- EXERCISE OBJECTIVE
Set out every line bearing the string "Yield".

##### RECORDS TO PROCESS #####

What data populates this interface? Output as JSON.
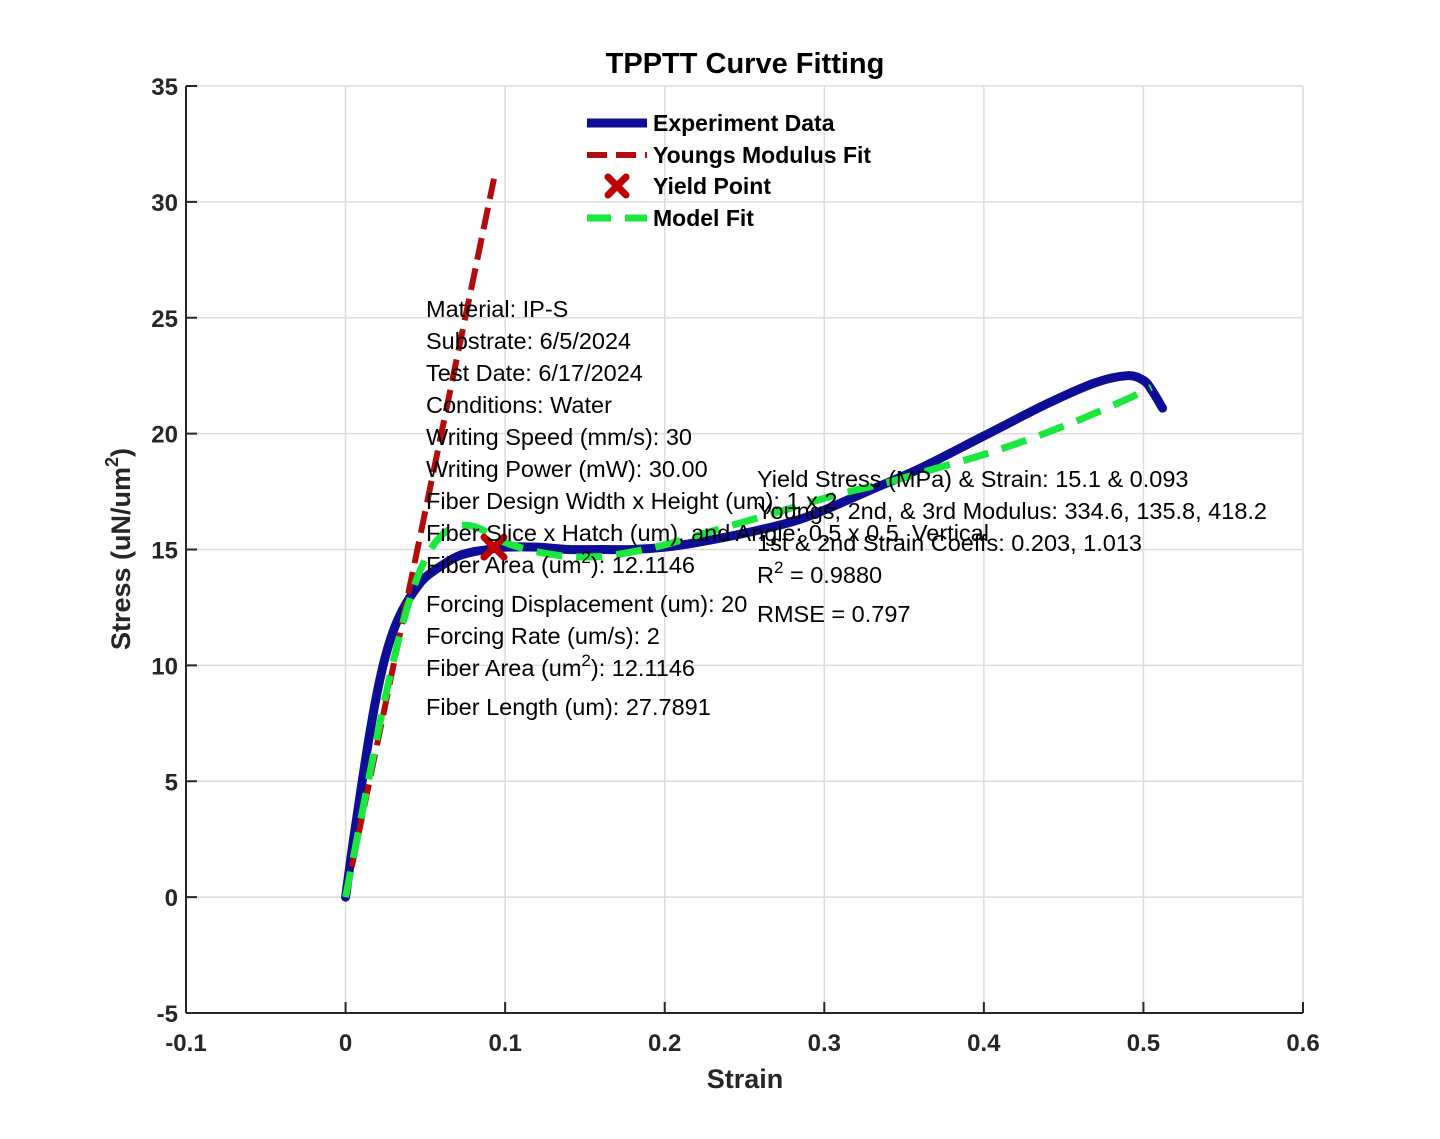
{
  "chart_data": {
    "type": "line",
    "title": "TPPTT Curve Fitting",
    "xlabel": "Strain",
    "ylabel_main": "Stress (uN/um",
    "ylabel_sup": "2",
    "ylabel_end": ")",
    "xlim": [
      -0.1,
      0.6
    ],
    "ylim": [
      -5,
      35
    ],
    "xticks": [
      -0.1,
      0,
      0.1,
      0.2,
      0.3,
      0.4,
      0.5,
      0.6
    ],
    "xtick_labels": [
      "-0.1",
      "0",
      "0.1",
      "0.2",
      "0.3",
      "0.4",
      "0.5",
      "0.6"
    ],
    "yticks": [
      -5,
      0,
      5,
      10,
      15,
      20,
      25,
      30,
      35
    ],
    "ytick_labels": [
      "-5",
      "0",
      "5",
      "10",
      "15",
      "20",
      "25",
      "30",
      "35"
    ],
    "grid": true,
    "legend_placement": "top-center",
    "series": [
      {
        "name": "Experiment Data",
        "style": "solid",
        "color": "#0d0d96",
        "x": [
          0,
          0.005,
          0.01,
          0.015,
          0.02,
          0.025,
          0.03,
          0.035,
          0.04,
          0.045,
          0.05,
          0.06,
          0.07,
          0.08,
          0.09,
          0.1,
          0.12,
          0.14,
          0.16,
          0.18,
          0.2,
          0.22,
          0.25,
          0.28,
          0.3,
          0.33,
          0.36,
          0.4,
          0.44,
          0.47,
          0.49,
          0.5,
          0.505,
          0.512
        ],
        "y": [
          0,
          2.5,
          4.8,
          7.0,
          8.9,
          10.4,
          11.5,
          12.3,
          12.9,
          13.4,
          13.8,
          14.3,
          14.7,
          14.9,
          15.0,
          15.1,
          15.1,
          15.0,
          15.0,
          15.0,
          15.1,
          15.3,
          15.7,
          16.2,
          16.7,
          17.6,
          18.5,
          19.9,
          21.3,
          22.2,
          22.5,
          22.3,
          21.9,
          21.1
        ]
      },
      {
        "name": "Youngs Modulus Fit",
        "style": "dashed",
        "color": "#b30c0c",
        "x": [
          0,
          0.093
        ],
        "y": [
          0,
          31
        ]
      },
      {
        "name": "Yield Point",
        "style": "marker",
        "color": "#c00000",
        "x": [
          0.093
        ],
        "y": [
          15.1
        ]
      },
      {
        "name": "Model Fit",
        "style": "dashed",
        "color": "#1ae83c",
        "x": [
          0,
          0.01,
          0.02,
          0.03,
          0.04,
          0.05,
          0.06,
          0.07,
          0.08,
          0.09,
          0.1,
          0.12,
          0.14,
          0.16,
          0.18,
          0.2,
          0.22,
          0.25,
          0.28,
          0.31,
          0.34,
          0.37,
          0.4,
          0.43,
          0.46,
          0.49,
          0.505
        ],
        "y": [
          0,
          3.5,
          7.0,
          10.2,
          12.8,
          14.6,
          15.6,
          16.0,
          16.0,
          15.7,
          15.3,
          14.9,
          14.7,
          14.7,
          14.9,
          15.2,
          15.6,
          16.2,
          16.8,
          17.4,
          17.9,
          18.5,
          19.1,
          19.8,
          20.6,
          21.5,
          22.0
        ]
      }
    ],
    "annotation_left": [
      {
        "text": "Material: IP-S"
      },
      {
        "text": "Substrate: 6/5/2024"
      },
      {
        "text": "Test Date: 6/17/2024"
      },
      {
        "text": "Conditions: Water"
      },
      {
        "text": "Writing Speed (mm/s): 30"
      },
      {
        "text": "Writing Power (mW): 30.00"
      },
      {
        "text": "Fiber Design Width x Height (um): 1 x 2"
      },
      {
        "text": "Fiber Slice x Hatch (um), and Angle: 0.5 x 0.5, Vertical"
      },
      {
        "pre": "Fiber Area (um",
        "sup": "2",
        "post": "): 12.1146"
      },
      {
        "text": "Forcing Displacement (um): 20"
      },
      {
        "text": "Forcing Rate (um/s): 2"
      },
      {
        "pre": "Fiber Area (um",
        "sup": "2",
        "post": "): 12.1146"
      },
      {
        "text": "Fiber Length (um): 27.7891"
      }
    ],
    "annotation_right": [
      {
        "text": "Yield Stress (MPa) & Strain: 15.1 & 0.093"
      },
      {
        "text": "Youngs, 2nd, & 3rd Modulus: 334.6, 135.8, 418.2"
      },
      {
        "text": "1st & 2nd Strain Coeffs: 0.203, 1.013"
      },
      {
        "pre": "R",
        "sup": "2",
        "post": " = 0.9880"
      },
      {
        "text": "RMSE = 0.797"
      }
    ]
  }
}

#####

- ANSWER IN FULL
        "name": "Yield Point",
        "text": "Yield Stress (MPa) & Strain: 15.1 & 0.093"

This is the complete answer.